*Work required*
Give the listing again exactly, omitting its images.

*Records shown*
::::::::
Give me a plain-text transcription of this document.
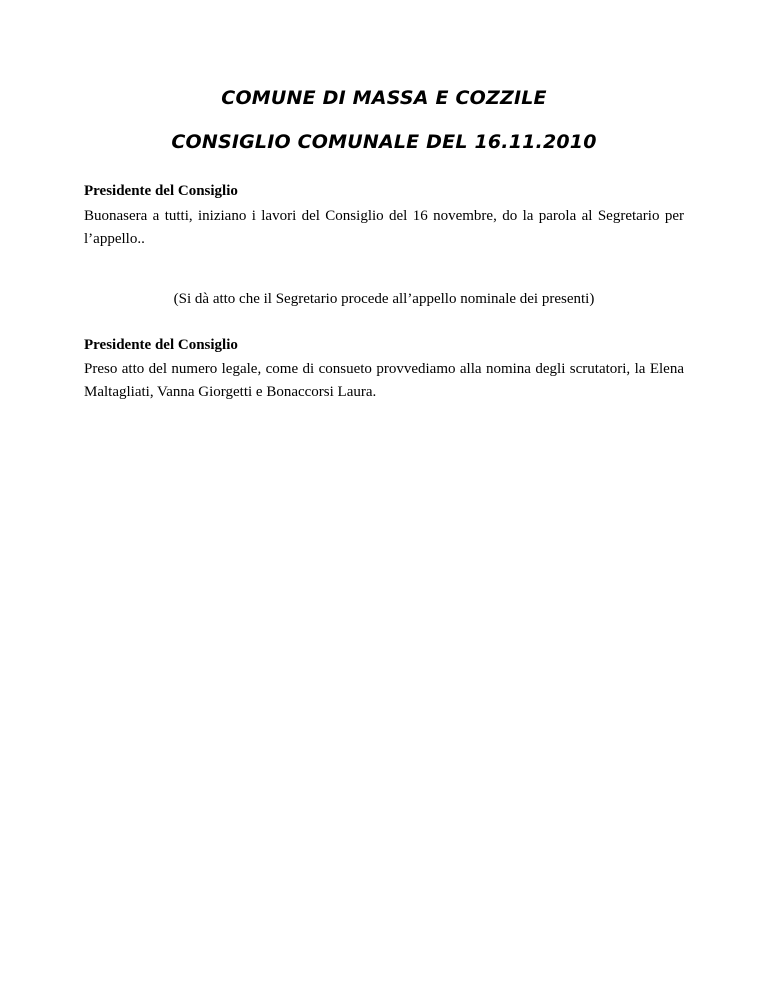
COMUNE DI MASSA E COZZILE
CONSIGLIO COMUNALE DEL 16.11.2010
Presidente del Consiglio
Buonasera a tutti, iniziano i lavori del Consiglio del 16 novembre, do la parola al Segretario per l’appello..
(Si dà atto che il Segretario procede all’appello nominale dei presenti)
Presidente del Consiglio
Preso atto del numero legale, come di consueto provvediamo alla nomina degli scrutatori, la Elena Maltagliati, Vanna Giorgetti e Bonaccorsi Laura.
::::::::
*The answer*
Give me a plain-text transcription of this document.
COMUNE DI MASSA E COZZILE
CONSIGLIO COMUNALE DEL 16.11.2010
Presidente del Consiglio
Buonasera a tutti, iniziano i lavori del Consiglio del 16 novembre, do la parola al Segretario per l’appello..
(Si dà atto che il Segretario procede all’appello nominale dei presenti)
Presidente del Consiglio
Preso atto del numero legale, come di consueto provvediamo alla nomina degli scrutatori, la Elena Maltagliati, Vanna Giorgetti e Bonaccorsi Laura.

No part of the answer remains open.